(Exercise task): Return the records that follow unaltered. Omit every picture.

━━ Source material

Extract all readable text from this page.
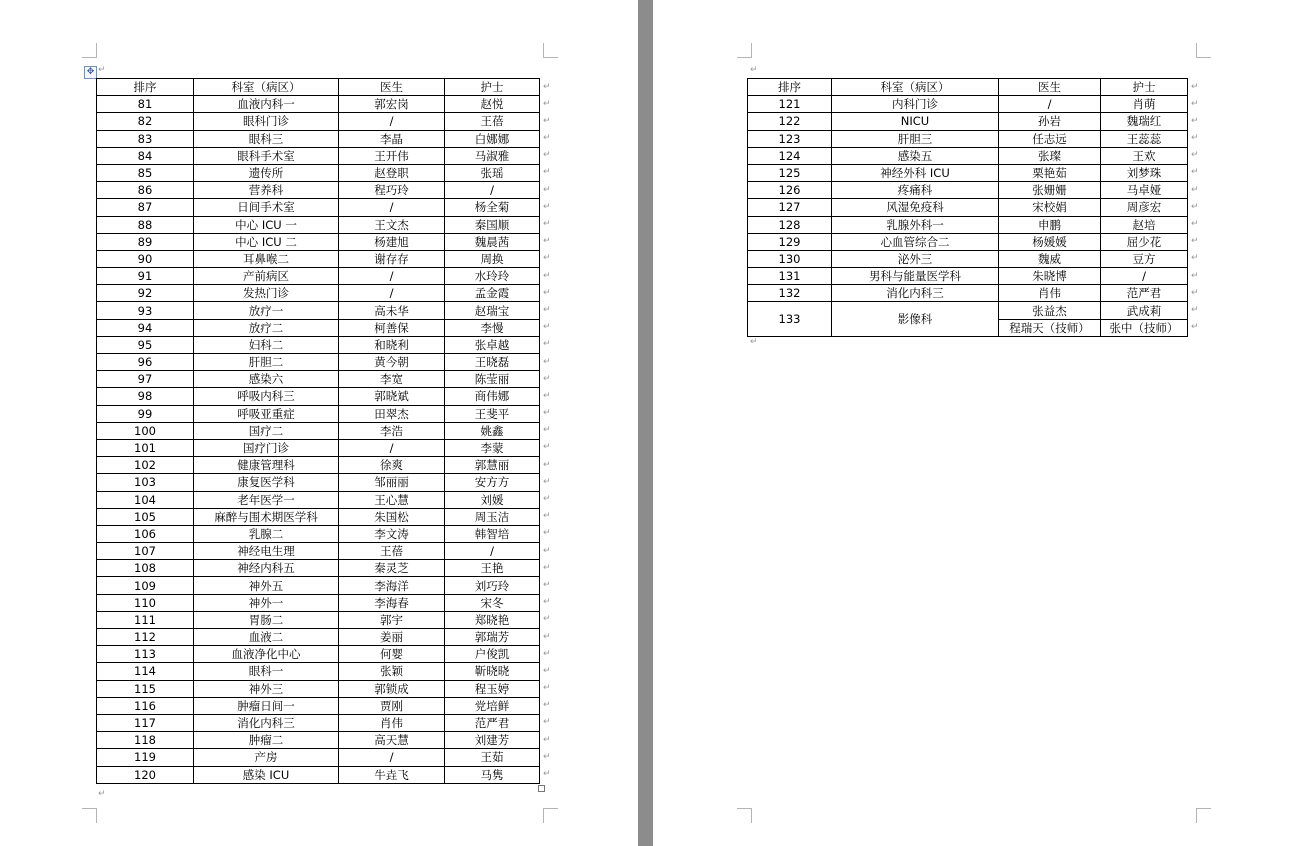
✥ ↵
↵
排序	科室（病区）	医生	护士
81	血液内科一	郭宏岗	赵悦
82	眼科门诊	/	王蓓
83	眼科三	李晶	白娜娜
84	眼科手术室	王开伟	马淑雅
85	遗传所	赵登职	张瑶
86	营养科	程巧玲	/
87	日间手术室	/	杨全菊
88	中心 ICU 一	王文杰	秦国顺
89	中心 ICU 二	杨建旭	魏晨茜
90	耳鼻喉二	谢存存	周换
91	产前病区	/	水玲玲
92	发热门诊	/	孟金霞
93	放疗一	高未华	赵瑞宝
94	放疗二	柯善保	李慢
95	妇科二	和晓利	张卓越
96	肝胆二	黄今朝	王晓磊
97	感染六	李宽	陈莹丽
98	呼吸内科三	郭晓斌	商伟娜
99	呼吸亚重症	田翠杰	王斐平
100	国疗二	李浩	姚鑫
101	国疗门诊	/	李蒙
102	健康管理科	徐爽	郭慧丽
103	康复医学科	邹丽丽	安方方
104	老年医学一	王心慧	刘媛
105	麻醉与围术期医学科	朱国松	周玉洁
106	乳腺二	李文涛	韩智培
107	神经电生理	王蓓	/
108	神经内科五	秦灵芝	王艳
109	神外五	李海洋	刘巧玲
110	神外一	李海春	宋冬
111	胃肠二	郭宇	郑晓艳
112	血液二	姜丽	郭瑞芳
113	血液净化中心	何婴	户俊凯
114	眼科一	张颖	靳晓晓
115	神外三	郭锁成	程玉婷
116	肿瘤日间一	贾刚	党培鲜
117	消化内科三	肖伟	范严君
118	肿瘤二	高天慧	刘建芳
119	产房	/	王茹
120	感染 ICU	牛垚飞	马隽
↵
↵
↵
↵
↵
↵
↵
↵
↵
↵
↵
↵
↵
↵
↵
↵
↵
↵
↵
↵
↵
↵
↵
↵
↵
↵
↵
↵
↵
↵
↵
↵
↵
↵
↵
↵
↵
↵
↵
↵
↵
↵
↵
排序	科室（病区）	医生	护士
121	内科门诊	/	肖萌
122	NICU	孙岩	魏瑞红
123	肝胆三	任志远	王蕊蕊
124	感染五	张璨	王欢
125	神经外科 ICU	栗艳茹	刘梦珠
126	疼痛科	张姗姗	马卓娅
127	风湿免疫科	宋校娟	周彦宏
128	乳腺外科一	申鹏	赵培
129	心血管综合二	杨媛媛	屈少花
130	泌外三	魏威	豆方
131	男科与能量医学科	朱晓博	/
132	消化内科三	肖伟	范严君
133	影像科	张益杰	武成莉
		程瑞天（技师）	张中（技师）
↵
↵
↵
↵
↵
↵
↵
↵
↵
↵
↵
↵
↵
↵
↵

━━━━

(Result of this task):
Extract all readable text from this page.
✥ ↵
↵
排序	科室（病区）	医生	护士
81	血液内科一	郭宏岗	赵悦
82	眼科门诊	/	王蓓
83	眼科三	李晶	白娜娜
84	眼科手术室	王开伟	马淑雅
85	遗传所	赵登职	张瑶
86	营养科	程巧玲	/
87	日间手术室	/	杨全菊
88	中心 ICU 一	王文杰	秦国顺
89	中心 ICU 二	杨建旭	魏晨茜
90	耳鼻喉二	谢存存	周换
91	产前病区	/	水玲玲
92	发热门诊	/	孟金霞
93	放疗一	高未华	赵瑞宝
94	放疗二	柯善保	李慢
95	妇科二	和晓利	张卓越
96	肝胆二	黄今朝	王晓磊
97	感染六	李宽	陈莹丽
98	呼吸内科三	郭晓斌	商伟娜
99	呼吸亚重症	田翠杰	王斐平
100	国疗二	李浩	姚鑫
101	国疗门诊	/	李蒙
102	健康管理科	徐爽	郭慧丽
103	康复医学科	邹丽丽	安方方
104	老年医学一	王心慧	刘媛
105	麻醉与围术期医学科	朱国松	周玉洁
106	乳腺二	李文涛	韩智培
107	神经电生理	王蓓	/
108	神经内科五	秦灵芝	王艳
109	神外五	李海洋	刘巧玲
110	神外一	李海春	宋冬
111	胃肠二	郭宇	郑晓艳
112	血液二	姜丽	郭瑞芳
113	血液净化中心	何婴	户俊凯
114	眼科一	张颖	靳晓晓
115	神外三	郭锁成	程玉婷
116	肿瘤日间一	贾刚	党培鲜
117	消化内科三	肖伟	范严君
118	肿瘤二	高天慧	刘建芳
119	产房	/	王茹
120	感染 ICU	牛垚飞	马隽
↵
↵
↵
↵
↵
↵
↵
↵
↵
↵
↵
↵
↵
↵
↵
↵
↵
↵
↵
↵
↵
↵
↵
↵
↵
↵
↵
↵
↵
↵
↵
↵
↵
↵
↵
↵
↵
↵
↵
↵
↵
↵
↵
排序	科室（病区）	医生	护士
121	内科门诊	/	肖萌
122	NICU	孙岩	魏瑞红
123	肝胆三	任志远	王蕊蕊
124	感染五	张璨	王欢
125	神经外科 ICU	栗艳茹	刘梦珠
126	疼痛科	张姗姗	马卓娅
127	风湿免疫科	宋校娟	周彦宏
128	乳腺外科一	申鹏	赵培
129	心血管综合二	杨媛媛	屈少花
130	泌外三	魏威	豆方
131	男科与能量医学科	朱晓博	/
132	消化内科三	肖伟	范严君
133	影像科	张益杰	武成莉
		程瑞天（技师）	张中（技师）
↵
↵
↵
↵
↵
↵
↵
↵
↵
↵
↵
↵
↵
↵
↵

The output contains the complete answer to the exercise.